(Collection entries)
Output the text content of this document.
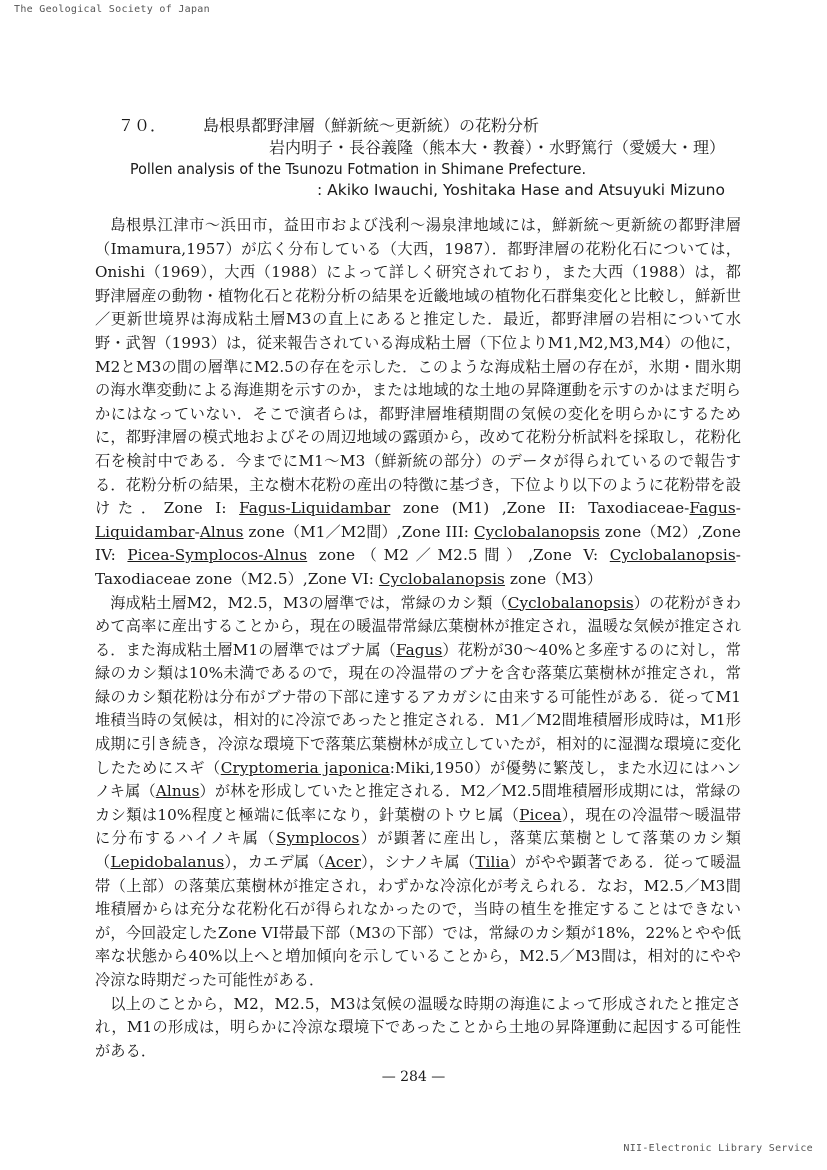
The Geological Society of Japan
７０． 島根県都野津層（鮮新統〜更新統）の花粉分析
岩内明子・長谷義隆（熊本大・教養）・水野篤行（愛媛大・理）
Pollen analysis of the Tsunozu Fotmation in Shimane Prefecture.
: Akiko Iwauchi, Yoshitaka Hase and Atsuyuki Mizuno

島根県江津市〜浜田市，益田市および浅利〜湯泉津地域には，鮮新統〜更新統の都野津層（Imamura,1957）が広く分布している（大西，1987）．都野津層の花粉化石については，Onishi（1969），大西（1988）によって詳しく研究されており，また大西（1988）は，都野津層産の動物・植物化石と花粉分析の結果を近畿地域の植物化石群集変化と比較し，鮮新世／更新世境界は海成粘土層M3の直上にあると推定した．最近，都野津層の岩相について水野・武智（1993）は，従来報告されている海成粘土層（下位よりM1,M2,M3,M4）の他に，M2とM3の間の層準にM2.5の存在を示した．このような海成粘土層の存在が，氷期・間氷期の海水準変動による海進期を示すのか，または地域的な土地の昇降運動を示すのかはまだ明らかにはなっていない．そこで演者らは，都野津層堆積期間の気候の変化を明らかにするために，都野津層の模式地およびその周辺地域の露頭から，改めて花粉分析試料を採取し，花粉化石を検討中である．今までにM1〜M3（鮮新統の部分）のデータが得られているので報告する．花粉分析の結果，主な樹木花粉の産出の特徴に基づき，下位より以下のように花粉帯を設けた．Zone I: Fagus-Liquidambar zone (M1) ,Zone II: Taxodiaceae-Fagus-Liquidambar-Alnus zone（M1／M2間）,Zone III: Cyclobalanopsis zone（M2）,Zone IV: Picea-Symplocos-Alnus zone（M2／M2.5間）,Zone V: Cyclobalanopsis-Taxodiaceae zone（M2.5）,Zone VI: Cyclobalanopsis zone（M3）

海成粘土層M2，M2.5，M3の層準では，常緑のカシ類（Cyclobalanopsis）の花粉がきわめて高率に産出することから，現在の暖温帯常緑広葉樹林が推定され，温暖な気候が推定される．また海成粘土層M1の層準ではブナ属（Fagus）花粉が30〜40%と多産するのに対し，常緑のカシ類は10%未満であるので，現在の冷温帯のブナを含む落葉広葉樹林が推定され，常緑のカシ類花粉は分布がブナ帯の下部に達するアカガシに由来する可能性がある．従ってM1堆積当時の気候は，相対的に冷涼であったと推定される．M1／M2間堆積層形成時は，M1形成期に引き続き，冷涼な環境下で落葉広葉樹林が成立していたが，相対的に湿潤な環境に変化したためにスギ（Cryptomeria japonica:Miki,1950）が優勢に繁茂し，また水辺にはハンノキ属（Alnus）が林を形成していたと推定される．M2／M2.5間堆積層形成期には，常緑のカシ類は10%程度と極端に低率になり，針葉樹のトウヒ属（Picea），現在の冷温帯〜暖温帯に分布するハイノキ属（Symplocos）が顕著に産出し，落葉広葉樹として落葉のカシ類（Lepidobalanus），カエデ属（Acer），シナノキ属（Tilia）がやや顕著である．従って暖温帯（上部）の落葉広葉樹林が推定され，わずかな冷涼化が考えられる．なお，M2.5／M3間堆積層からは充分な花粉化石が得られなかったので，当時の植生を推定することはできないが，今回設定したZone VI帯最下部（M3の下部）では，常緑のカシ類が18%，22%とやや低率な状態から40%以上へと増加傾向を示していることから，M2.5／M3間は，相対的にやや冷涼な時期だった可能性がある．

以上のことから，M2，M2.5，M3は気候の温暖な時期の海進によって形成されたと推定され，M1の形成は，明らかに冷涼な環境下であったことから土地の昇降運動に起因する可能性がある．

— 284 —
NII-Electronic Library Service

> **WHAT YOU SHOULD DO**
Write the records out again in full, exactly, and skip every picture.

> **RESPONSE TO THIS TASK**
Output the text content of this document.
The Geological Society of Japan
７０． 島根県都野津層（鮮新統〜更新統）の花粉分析
岩内明子・長谷義隆（熊本大・教養）・水野篤行（愛媛大・理）
Pollen analysis of the Tsunozu Fotmation in Shimane Prefecture.
: Akiko Iwauchi, Yoshitaka Hase and Atsuyuki Mizuno

島根県江津市〜浜田市，益田市および浅利〜湯泉津地域には，鮮新統〜更新統の都野津層（Imamura,1957）が広く分布している（大西，1987）．都野津層の花粉化石については，Onishi（1969），大西（1988）によって詳しく研究されており，また大西（1988）は，都野津層産の動物・植物化石と花粉分析の結果を近畿地域の植物化石群集変化と比較し，鮮新世／更新世境界は海成粘土層M3の直上にあると推定した．最近，都野津層の岩相について水野・武智（1993）は，従来報告されている海成粘土層（下位よりM1,M2,M3,M4）の他に，M2とM3の間の層準にM2.5の存在を示した．このような海成粘土層の存在が，氷期・間氷期の海水準変動による海進期を示すのか，または地域的な土地の昇降運動を示すのかはまだ明らかにはなっていない．そこで演者らは，都野津層堆積期間の気候の変化を明らかにするために，都野津層の模式地およびその周辺地域の露頭から，改めて花粉分析試料を採取し，花粉化石を検討中である．今までにM1〜M3（鮮新統の部分）のデータが得られているので報告する．花粉分析の結果，主な樹木花粉の産出の特徴に基づき，下位より以下のように花粉帯を設けた．Zone I: Fagus-Liquidambar zone (M1) ,Zone II: Taxodiaceae-Fagus-Liquidambar-Alnus zone（M1／M2間）,Zone III: Cyclobalanopsis zone（M2）,Zone IV: Picea-Symplocos-Alnus zone（M2／M2.5間）,Zone V: Cyclobalanopsis-Taxodiaceae zone（M2.5）,Zone VI: Cyclobalanopsis zone（M3）

海成粘土層M2，M2.5，M3の層準では，常緑のカシ類（Cyclobalanopsis）の花粉がきわめて高率に産出することから，現在の暖温帯常緑広葉樹林が推定され，温暖な気候が推定される．また海成粘土層M1の層準ではブナ属（Fagus）花粉が30〜40%と多産するのに対し，常緑のカシ類は10%未満であるので，現在の冷温帯のブナを含む落葉広葉樹林が推定され，常緑のカシ類花粉は分布がブナ帯の下部に達するアカガシに由来する可能性がある．従ってM1堆積当時の気候は，相対的に冷涼であったと推定される．M1／M2間堆積層形成時は，M1形成期に引き続き，冷涼な環境下で落葉広葉樹林が成立していたが，相対的に湿潤な環境に変化したためにスギ（Cryptomeria japonica:Miki,1950）が優勢に繁茂し，また水辺にはハンノキ属（Alnus）が林を形成していたと推定される．M2／M2.5間堆積層形成期には，常緑のカシ類は10%程度と極端に低率になり，針葉樹のトウヒ属（Picea），現在の冷温帯〜暖温帯に分布するハイノキ属（Symplocos）が顕著に産出し，落葉広葉樹として落葉のカシ類（Lepidobalanus），カエデ属（Acer），シナノキ属（Tilia）がやや顕著である．従って暖温帯（上部）の落葉広葉樹林が推定され，わずかな冷涼化が考えられる．なお，M2.5／M3間堆積層からは充分な花粉化石が得られなかったので，当時の植生を推定することはできないが，今回設定したZone VI帯最下部（M3の下部）では，常緑のカシ類が18%，22%とやや低率な状態から40%以上へと増加傾向を示していることから，M2.5／M3間は，相対的にやや冷涼な時期だった可能性がある．

以上のことから，M2，M2.5，M3は気候の温暖な時期の海進によって形成されたと推定され，M1の形成は，明らかに冷涼な環境下であったことから土地の昇降運動に起因する可能性がある．

— 284 —
NII-Electronic Library Service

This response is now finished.